Source records
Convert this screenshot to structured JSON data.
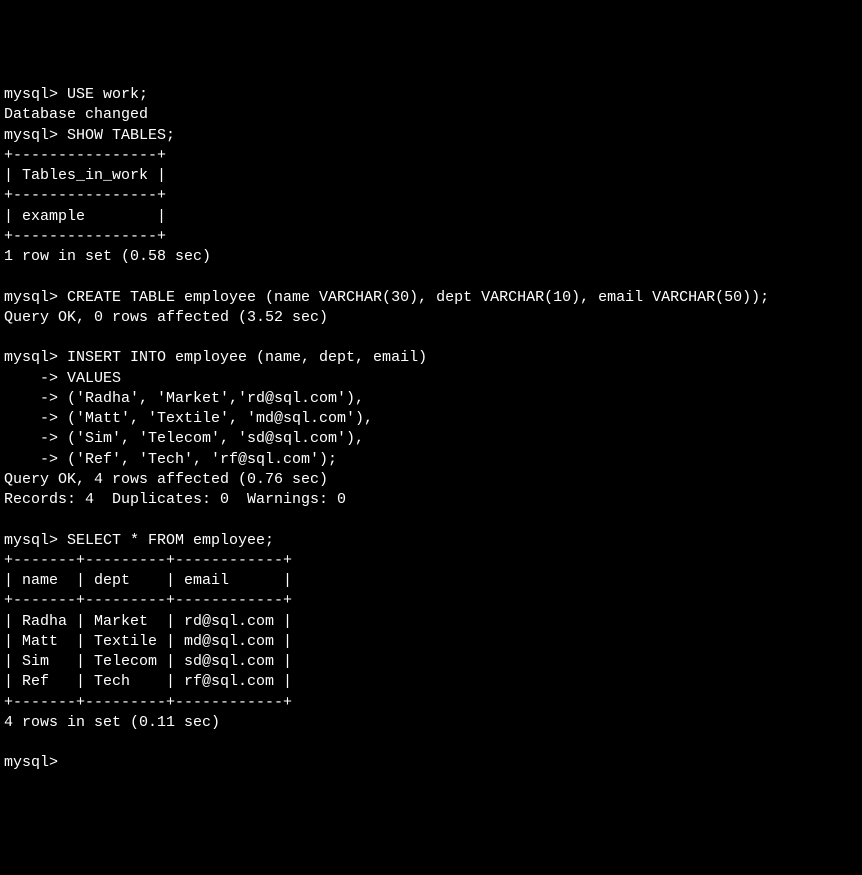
{
  "lines": [
    "mysql> USE work;",
    "Database changed",
    "mysql> SHOW TABLES;",
    "+----------------+",
    "| Tables_in_work |",
    "+----------------+",
    "| example        |",
    "+----------------+",
    "1 row in set (0.58 sec)",
    "",
    "mysql> CREATE TABLE employee (name VARCHAR(30), dept VARCHAR(10), email VARCHAR(50));",
    "Query OK, 0 rows affected (3.52 sec)",
    "",
    "mysql> INSERT INTO employee (name, dept, email)",
    "    -> VALUES",
    "    -> ('Radha', 'Market','rd@sql.com'),",
    "    -> ('Matt', 'Textile', 'md@sql.com'),",
    "    -> ('Sim', 'Telecom', 'sd@sql.com'),",
    "    -> ('Ref', 'Tech', 'rf@sql.com');",
    "Query OK, 4 rows affected (0.76 sec)",
    "Records: 4  Duplicates: 0  Warnings: 0",
    "",
    "mysql> SELECT * FROM employee;",
    "+-------+---------+------------+",
    "| name  | dept    | email      |",
    "+-------+---------+------------+",
    "| Radha | Market  | rd@sql.com |",
    "| Matt  | Textile | md@sql.com |",
    "| Sim   | Telecom | sd@sql.com |",
    "| Ref   | Tech    | rf@sql.com |",
    "+-------+---------+------------+",
    "4 rows in set (0.11 sec)",
    "",
    "mysql>"
  ],
  "chart_data": {
    "type": "table",
    "tables_in_work": [
      "example"
    ],
    "employee_table": {
      "columns": [
        "name",
        "dept",
        "email"
      ],
      "rows": [
        {
          "name": "Radha",
          "dept": "Market",
          "email": "rd@sql.com"
        },
        {
          "name": "Matt",
          "dept": "Textile",
          "email": "md@sql.com"
        },
        {
          "name": "Sim",
          "dept": "Telecom",
          "email": "sd@sql.com"
        },
        {
          "name": "Ref",
          "dept": "Tech",
          "email": "rf@sql.com"
        }
      ]
    },
    "timings": {
      "show_tables": "0.58 sec",
      "create_table": "3.52 sec",
      "insert": "0.76 sec",
      "select": "0.11 sec"
    },
    "commands": [
      "USE work;",
      "SHOW TABLES;",
      "CREATE TABLE employee (name VARCHAR(30), dept VARCHAR(10), email VARCHAR(50));",
      "INSERT INTO employee (name, dept, email) VALUES ('Radha', 'Market','rd@sql.com'), ('Matt', 'Textile', 'md@sql.com'), ('Sim', 'Telecom', 'sd@sql.com'), ('Ref', 'Tech', 'rf@sql.com');",
      "SELECT * FROM employee;"
    ]
  }
}
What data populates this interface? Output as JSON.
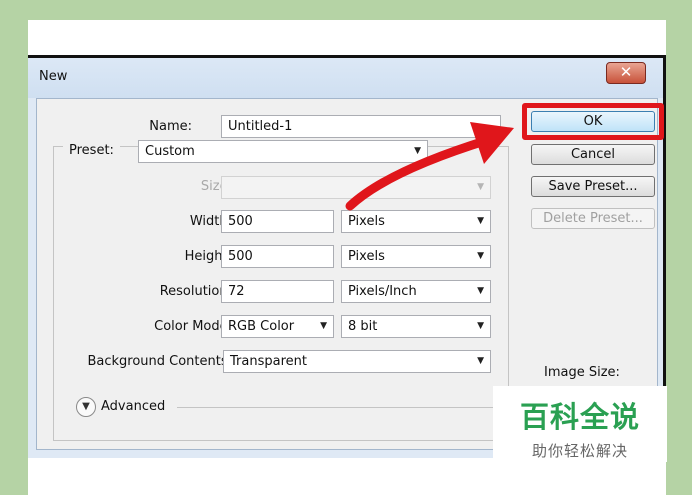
{
  "dialog": {
    "title": "New",
    "close_glyph": "✕"
  },
  "form": {
    "name": {
      "label": "Name:",
      "value": "Untitled-1"
    },
    "preset": {
      "label": "Preset:",
      "value": "Custom"
    },
    "size": {
      "label": "Size:",
      "value": ""
    },
    "width": {
      "label": "Width:",
      "value": "500",
      "unit": "Pixels"
    },
    "height": {
      "label": "Height:",
      "value": "500",
      "unit": "Pixels"
    },
    "resolution": {
      "label": "Resolution:",
      "value": "72",
      "unit": "Pixels/Inch"
    },
    "color_mode": {
      "label": "Color Mode:",
      "value": "RGB Color",
      "depth": "8 bit"
    },
    "background": {
      "label": "Background Contents:",
      "value": "Transparent"
    },
    "advanced": {
      "label": "Advanced"
    }
  },
  "buttons": {
    "ok": "OK",
    "cancel": "Cancel",
    "save_preset": "Save Preset...",
    "delete_preset": "Delete Preset..."
  },
  "image_size_label": "Image Size:",
  "annotation": {
    "highlight_color": "#e0161b"
  },
  "watermark": {
    "title": "百科全说",
    "subtitle": "助你轻松解决"
  }
}
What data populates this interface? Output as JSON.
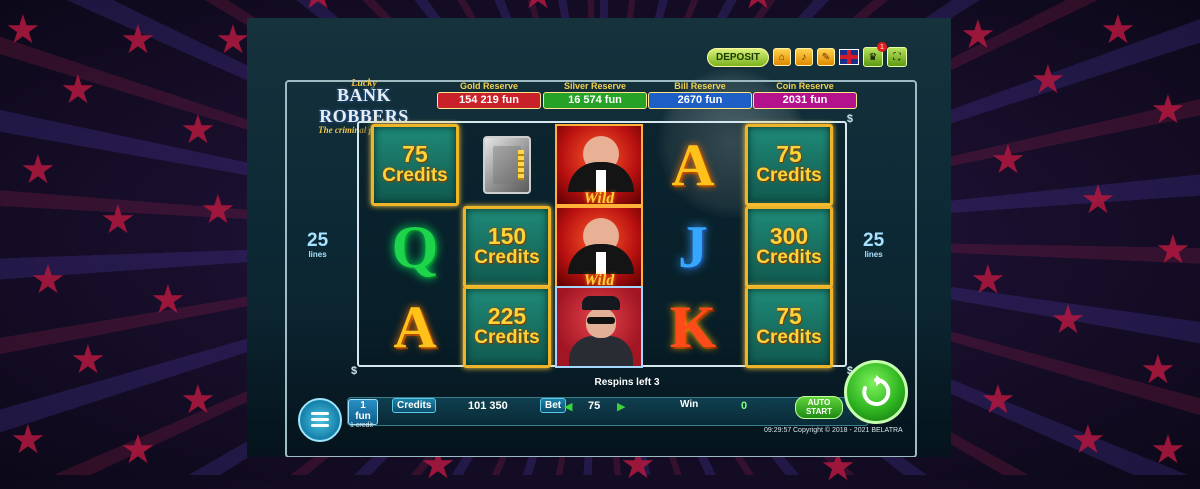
{
  "top_buttons": {
    "deposit": "DEPOSIT",
    "notification_count": "1"
  },
  "logo": {
    "lucky": "Lucky",
    "name": "BANK ROBBERS",
    "tagline": "The criminal police tales"
  },
  "reserves": [
    {
      "label": "Gold Reserve",
      "value": "154 219 fun",
      "color": "#c8212a"
    },
    {
      "label": "Silver Reserve",
      "value": "16 574 fun",
      "color": "#26a326"
    },
    {
      "label": "Bill Reserve",
      "value": "2670 fun",
      "color": "#1d5fc4"
    },
    {
      "label": "Coin Reserve",
      "value": "2031 fun",
      "color": "#b3128c"
    }
  ],
  "lines": {
    "count": "25",
    "label": "lines"
  },
  "reels": [
    [
      {
        "type": "credit",
        "num": "75",
        "word": "Credits"
      },
      {
        "type": "letter",
        "letter": "Q"
      },
      {
        "type": "letter",
        "letter": "A"
      }
    ],
    [
      {
        "type": "safe"
      },
      {
        "type": "credit",
        "num": "150",
        "word": "Credits"
      },
      {
        "type": "credit",
        "num": "225",
        "word": "Credits"
      }
    ],
    [
      {
        "type": "wild",
        "word": "Wild"
      },
      {
        "type": "wild",
        "word": "Wild"
      },
      {
        "type": "cop"
      }
    ],
    [
      {
        "type": "letter",
        "letter": "A"
      },
      {
        "type": "letter",
        "letter": "J"
      },
      {
        "type": "letter",
        "letter": "K"
      }
    ],
    [
      {
        "type": "credit",
        "num": "75",
        "word": "Credits"
      },
      {
        "type": "credit",
        "num": "300",
        "word": "Credits"
      },
      {
        "type": "credit",
        "num": "75",
        "word": "Credits"
      }
    ]
  ],
  "status": {
    "respins": "Respins left 3"
  },
  "bottom_bar": {
    "coin_value": "1",
    "coin_unit": "fun",
    "credits_label": "Credits",
    "credits_value": "101 350",
    "bet_label": "Bet",
    "bet_value": "75",
    "win_label": "Win",
    "win_value": "0",
    "auto_start_line1": "AUTO",
    "auto_start_line2": "START"
  },
  "footer": {
    "denomination": "1 credit",
    "time": "09:29:57",
    "copyright": "Copyright © 2018 - 2021 BELATRA"
  }
}
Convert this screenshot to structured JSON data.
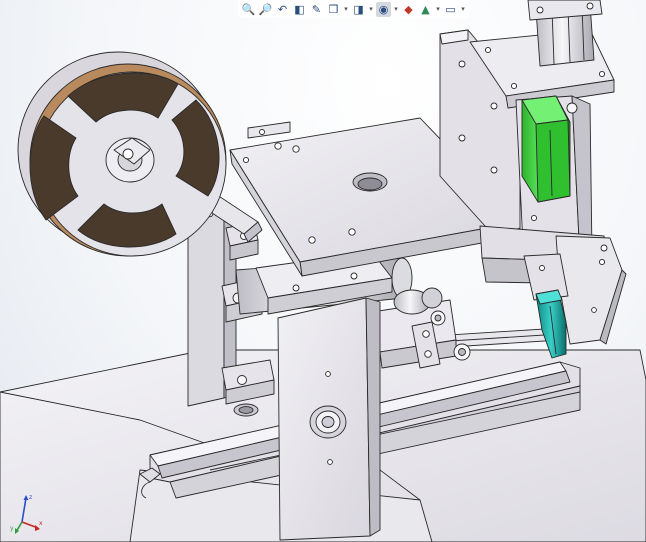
{
  "toolbar": {
    "items": [
      {
        "name": "zoom-to-fit-icon",
        "glyph": "🔍"
      },
      {
        "name": "zoom-to-area-icon",
        "glyph": "🔎"
      },
      {
        "name": "previous-view-icon",
        "glyph": "↶"
      },
      {
        "name": "section-view-icon",
        "glyph": "◧"
      },
      {
        "name": "dynamic-annotation-icon",
        "glyph": "✎"
      },
      {
        "name": "view-orientation-icon",
        "glyph": "❐"
      },
      {
        "name": "display-style-icon",
        "glyph": "◨"
      },
      {
        "name": "hide-show-items-icon",
        "glyph": "◉"
      },
      {
        "name": "edit-appearance-icon",
        "glyph": "◆"
      },
      {
        "name": "apply-scene-icon",
        "glyph": "▲"
      },
      {
        "name": "view-settings-icon",
        "glyph": "▭"
      }
    ]
  },
  "triad": {
    "x_label": "x",
    "y_label": "y",
    "z_label": "z"
  },
  "colors": {
    "part_face": "#e6e4ea",
    "part_light": "#f2f1f5",
    "part_dark": "#b9b6c0",
    "edge": "#2a2a2a",
    "reel_dark": "#4a3a2c",
    "reel_copper": "#b98a5e",
    "green_block": "#3fd63f",
    "teal_block": "#1aa7a0"
  }
}
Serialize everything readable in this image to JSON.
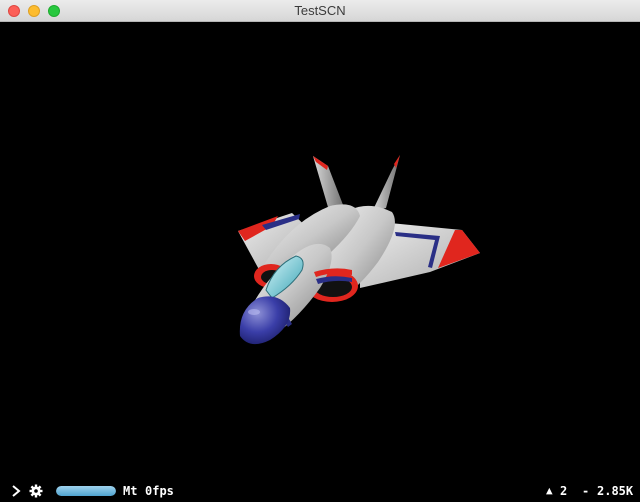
{
  "window": {
    "title": "TestSCN"
  },
  "stats": {
    "expand_icon": "chevron-right-icon",
    "settings_icon": "gear-icon",
    "frame_time_fraction": 1.0,
    "mode_label": "Mt",
    "fps_label": "0fps",
    "draw_call_icon": "▲",
    "draw_calls": "2",
    "separator": "-",
    "count": "2.85K"
  },
  "colors": {
    "background": "#000000",
    "hull": "#c9c9c9",
    "nose": "#2f3197",
    "stripe_red": "#e0261e",
    "stripe_blue": "#2a2f86",
    "canopy": "#7fd6e2"
  }
}
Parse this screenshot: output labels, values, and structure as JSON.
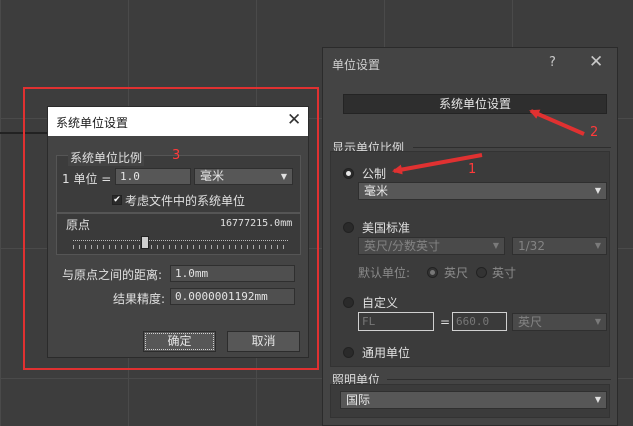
{
  "units_dialog": {
    "title": "单位设置",
    "help_label": "?",
    "close_label": "✕",
    "system_unit_setup_button": "系统单位设置",
    "display_scale": {
      "section_label": "显示单位比例",
      "metric_label": "公制",
      "metric_selected": true,
      "metric_value": "毫米",
      "us_standard_label": "美国标准",
      "us_unit_value": "英尺/分数英寸",
      "us_fraction_value": "1/32",
      "default_unit_label": "默认单位:",
      "default_feet_label": "英尺",
      "default_inches_label": "英寸",
      "custom_label": "自定义",
      "custom_name_value": "FL",
      "custom_equals": "=",
      "custom_amount_value": "660.0",
      "custom_unit_value": "英尺",
      "generic_label": "通用单位"
    },
    "lighting": {
      "section_label": "照明单位",
      "value": "国际"
    }
  },
  "system_dialog": {
    "title": "系统单位设置",
    "close_label": "✕",
    "scale_group_label": "系统单位比例",
    "scale_prefix": "1 单位 =",
    "scale_value": "1.0",
    "scale_unit": "毫米",
    "respect_file_units_label": "考虑文件中的系统单位",
    "respect_file_units_checked": true,
    "origin_label": "原点",
    "origin_value": "16777215.0mm",
    "distance_label": "与原点之间的距离:",
    "distance_value": "1.0mm",
    "precision_label": "结果精度:",
    "precision_value": "0.0000001192mm",
    "ok_label": "确定",
    "cancel_label": "取消"
  },
  "annotations": {
    "n1": "1",
    "n2": "2",
    "n3": "3",
    "color": "#ff3a3a"
  }
}
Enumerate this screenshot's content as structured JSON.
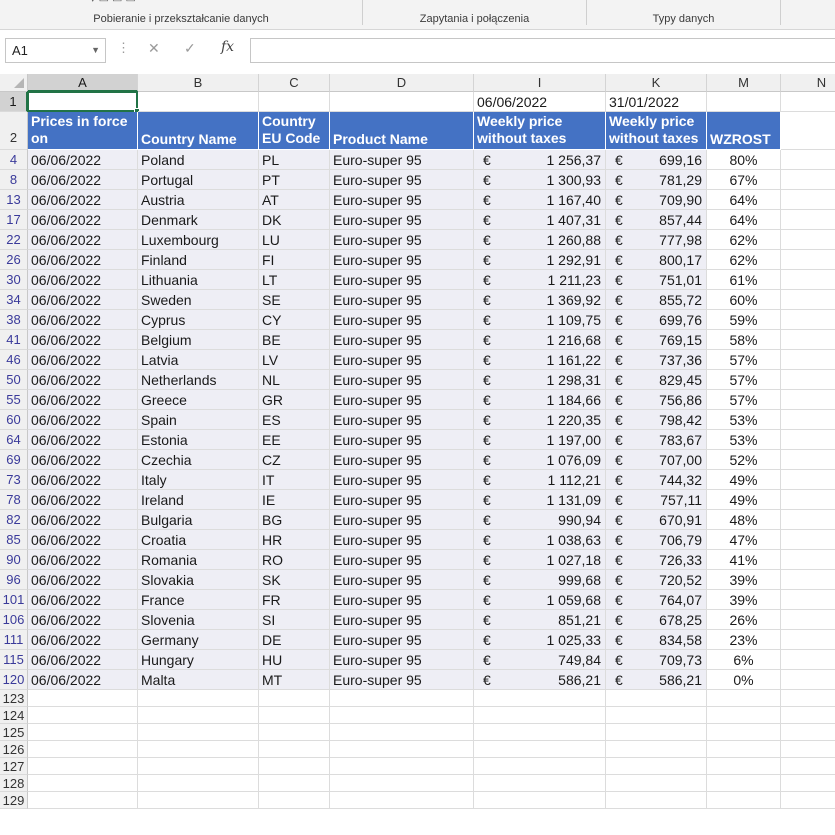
{
  "ribbon": {
    "groups": [
      {
        "label": "Pobieranie i przekształcanie danych"
      },
      {
        "label": "Zapytania i połączenia"
      },
      {
        "label": "Typy danych"
      }
    ]
  },
  "formula_bar": {
    "name_box": "A1",
    "formula": "",
    "fx_label": "fx"
  },
  "colors": {
    "header_fill": "#4472c4",
    "band_fill": "#eeeef5",
    "selection": "#217346"
  },
  "columns": [
    "A",
    "B",
    "C",
    "D",
    "I",
    "K",
    "M",
    "N"
  ],
  "selected_cell": "A1",
  "row1": {
    "date_i": "06/06/2022",
    "date_k": "31/01/2022"
  },
  "header_row": {
    "row_number": "2",
    "prices_in_force": "Prices in force on",
    "country_name": "Country Name",
    "eu_code": "Country EU Code",
    "product_name": "Product Name",
    "weekly_price_i": "Weekly price without taxes",
    "weekly_price_k": "Weekly price without taxes",
    "wzrost": "WZROST"
  },
  "currency_symbol": "€",
  "rows": [
    {
      "n": "4",
      "date": "06/06/2022",
      "country": "Poland",
      "code": "PL",
      "product": "Euro-super 95",
      "p1": "1 256,37",
      "p2": "699,16",
      "pct": "80%"
    },
    {
      "n": "8",
      "date": "06/06/2022",
      "country": "Portugal",
      "code": "PT",
      "product": "Euro-super 95",
      "p1": "1 300,93",
      "p2": "781,29",
      "pct": "67%"
    },
    {
      "n": "13",
      "date": "06/06/2022",
      "country": "Austria",
      "code": "AT",
      "product": "Euro-super 95",
      "p1": "1 167,40",
      "p2": "709,90",
      "pct": "64%"
    },
    {
      "n": "17",
      "date": "06/06/2022",
      "country": "Denmark",
      "code": "DK",
      "product": "Euro-super 95",
      "p1": "1 407,31",
      "p2": "857,44",
      "pct": "64%"
    },
    {
      "n": "22",
      "date": "06/06/2022",
      "country": "Luxembourg",
      "code": "LU",
      "product": "Euro-super 95",
      "p1": "1 260,88",
      "p2": "777,98",
      "pct": "62%"
    },
    {
      "n": "26",
      "date": "06/06/2022",
      "country": "Finland",
      "code": "FI",
      "product": "Euro-super 95",
      "p1": "1 292,91",
      "p2": "800,17",
      "pct": "62%"
    },
    {
      "n": "30",
      "date": "06/06/2022",
      "country": "Lithuania",
      "code": "LT",
      "product": "Euro-super 95",
      "p1": "1 211,23",
      "p2": "751,01",
      "pct": "61%"
    },
    {
      "n": "34",
      "date": "06/06/2022",
      "country": "Sweden",
      "code": "SE",
      "product": "Euro-super 95",
      "p1": "1 369,92",
      "p2": "855,72",
      "pct": "60%"
    },
    {
      "n": "38",
      "date": "06/06/2022",
      "country": "Cyprus",
      "code": "CY",
      "product": "Euro-super 95",
      "p1": "1 109,75",
      "p2": "699,76",
      "pct": "59%"
    },
    {
      "n": "41",
      "date": "06/06/2022",
      "country": "Belgium",
      "code": "BE",
      "product": "Euro-super 95",
      "p1": "1 216,68",
      "p2": "769,15",
      "pct": "58%"
    },
    {
      "n": "46",
      "date": "06/06/2022",
      "country": "Latvia",
      "code": "LV",
      "product": "Euro-super 95",
      "p1": "1 161,22",
      "p2": "737,36",
      "pct": "57%"
    },
    {
      "n": "50",
      "date": "06/06/2022",
      "country": "Netherlands",
      "code": "NL",
      "product": "Euro-super 95",
      "p1": "1 298,31",
      "p2": "829,45",
      "pct": "57%"
    },
    {
      "n": "55",
      "date": "06/06/2022",
      "country": "Greece",
      "code": "GR",
      "product": "Euro-super 95",
      "p1": "1 184,66",
      "p2": "756,86",
      "pct": "57%"
    },
    {
      "n": "60",
      "date": "06/06/2022",
      "country": "Spain",
      "code": "ES",
      "product": "Euro-super 95",
      "p1": "1 220,35",
      "p2": "798,42",
      "pct": "53%"
    },
    {
      "n": "64",
      "date": "06/06/2022",
      "country": "Estonia",
      "code": "EE",
      "product": "Euro-super 95",
      "p1": "1 197,00",
      "p2": "783,67",
      "pct": "53%"
    },
    {
      "n": "69",
      "date": "06/06/2022",
      "country": "Czechia",
      "code": "CZ",
      "product": "Euro-super 95",
      "p1": "1 076,09",
      "p2": "707,00",
      "pct": "52%"
    },
    {
      "n": "73",
      "date": "06/06/2022",
      "country": "Italy",
      "code": "IT",
      "product": "Euro-super 95",
      "p1": "1 112,21",
      "p2": "744,32",
      "pct": "49%"
    },
    {
      "n": "78",
      "date": "06/06/2022",
      "country": "Ireland",
      "code": "IE",
      "product": "Euro-super 95",
      "p1": "1 131,09",
      "p2": "757,11",
      "pct": "49%"
    },
    {
      "n": "82",
      "date": "06/06/2022",
      "country": "Bulgaria",
      "code": "BG",
      "product": "Euro-super 95",
      "p1": "990,94",
      "p2": "670,91",
      "pct": "48%"
    },
    {
      "n": "85",
      "date": "06/06/2022",
      "country": "Croatia",
      "code": "HR",
      "product": "Euro-super 95",
      "p1": "1 038,63",
      "p2": "706,79",
      "pct": "47%"
    },
    {
      "n": "90",
      "date": "06/06/2022",
      "country": "Romania",
      "code": "RO",
      "product": "Euro-super 95",
      "p1": "1 027,18",
      "p2": "726,33",
      "pct": "41%"
    },
    {
      "n": "96",
      "date": "06/06/2022",
      "country": "Slovakia",
      "code": "SK",
      "product": "Euro-super 95",
      "p1": "999,68",
      "p2": "720,52",
      "pct": "39%"
    },
    {
      "n": "101",
      "date": "06/06/2022",
      "country": "France",
      "code": "FR",
      "product": "Euro-super 95",
      "p1": "1 059,68",
      "p2": "764,07",
      "pct": "39%"
    },
    {
      "n": "106",
      "date": "06/06/2022",
      "country": "Slovenia",
      "code": "SI",
      "product": "Euro-super 95",
      "p1": "851,21",
      "p2": "678,25",
      "pct": "26%"
    },
    {
      "n": "111",
      "date": "06/06/2022",
      "country": "Germany",
      "code": "DE",
      "product": "Euro-super 95",
      "p1": "1 025,33",
      "p2": "834,58",
      "pct": "23%"
    },
    {
      "n": "115",
      "date": "06/06/2022",
      "country": "Hungary",
      "code": "HU",
      "product": "Euro-super 95",
      "p1": "749,84",
      "p2": "709,73",
      "pct": "6%"
    },
    {
      "n": "120",
      "date": "06/06/2022",
      "country": "Malta",
      "code": "MT",
      "product": "Euro-super 95",
      "p1": "586,21",
      "p2": "586,21",
      "pct": "0%"
    }
  ],
  "empty_rows": [
    "123",
    "124",
    "125",
    "126",
    "127",
    "128",
    "129"
  ]
}
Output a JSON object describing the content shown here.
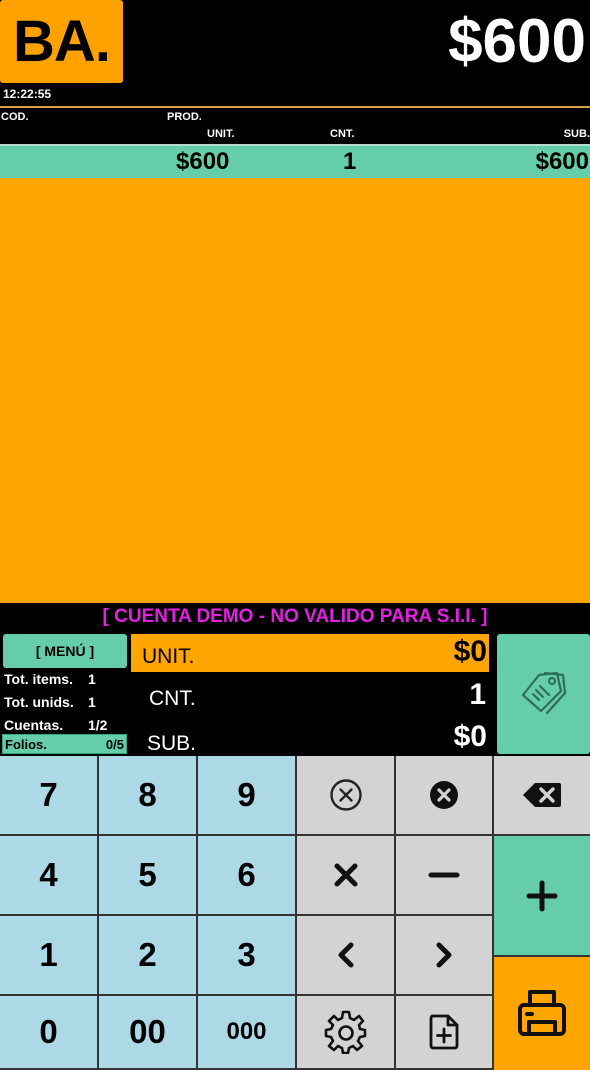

Aim of the task: Each line in the listing above that contains "系统单位设置" should be copied.

Solution to the exercise:
    "system_unit_setup_button": "系统单位设置",
    "title": "系统单位设置",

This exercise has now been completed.